*Supplied material:*
## Begin

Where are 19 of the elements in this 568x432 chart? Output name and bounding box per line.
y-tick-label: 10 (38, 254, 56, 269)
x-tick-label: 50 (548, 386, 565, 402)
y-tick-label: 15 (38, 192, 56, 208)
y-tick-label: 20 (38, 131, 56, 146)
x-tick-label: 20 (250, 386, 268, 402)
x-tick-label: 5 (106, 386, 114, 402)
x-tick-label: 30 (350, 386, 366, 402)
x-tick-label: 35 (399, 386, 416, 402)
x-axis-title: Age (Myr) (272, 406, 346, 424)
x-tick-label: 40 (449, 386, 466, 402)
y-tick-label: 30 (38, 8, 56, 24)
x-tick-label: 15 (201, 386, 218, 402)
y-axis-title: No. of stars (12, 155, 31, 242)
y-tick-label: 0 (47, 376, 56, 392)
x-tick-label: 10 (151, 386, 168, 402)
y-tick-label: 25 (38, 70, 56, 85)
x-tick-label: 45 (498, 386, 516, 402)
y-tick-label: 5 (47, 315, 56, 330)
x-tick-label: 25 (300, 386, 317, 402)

## End
## Begin

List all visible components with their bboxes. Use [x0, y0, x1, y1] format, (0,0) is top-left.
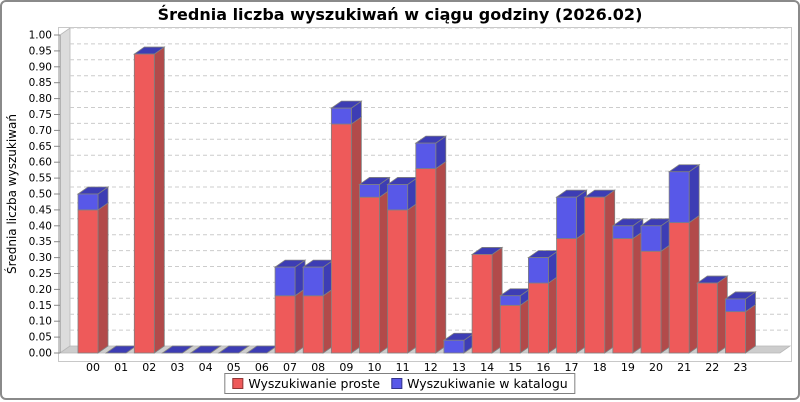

## End
## Begin

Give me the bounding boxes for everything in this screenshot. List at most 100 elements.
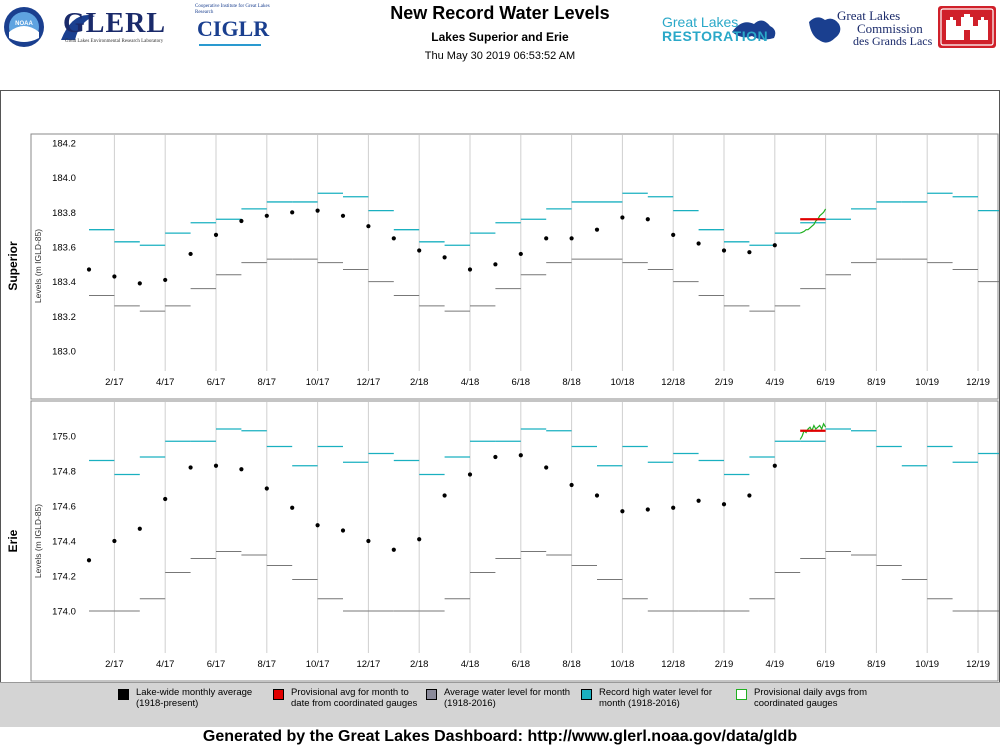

## End

*What to do:* Retype the rows that open with the line containing "Where are 19" and close with the line containing "x-tick-label: 5 (106, 386, 114, 402)", including both of those lines.

*Answer in full:*
Where are 19 of the elements in this 568x432 chart? Output name and bounding box per line.
y-tick-label: 10 (38, 254, 56, 269)
x-tick-label: 50 (548, 386, 565, 402)
y-tick-label: 15 (38, 192, 56, 208)
y-tick-label: 20 (38, 131, 56, 146)
x-tick-label: 20 (250, 386, 268, 402)
x-tick-label: 5 (106, 386, 114, 402)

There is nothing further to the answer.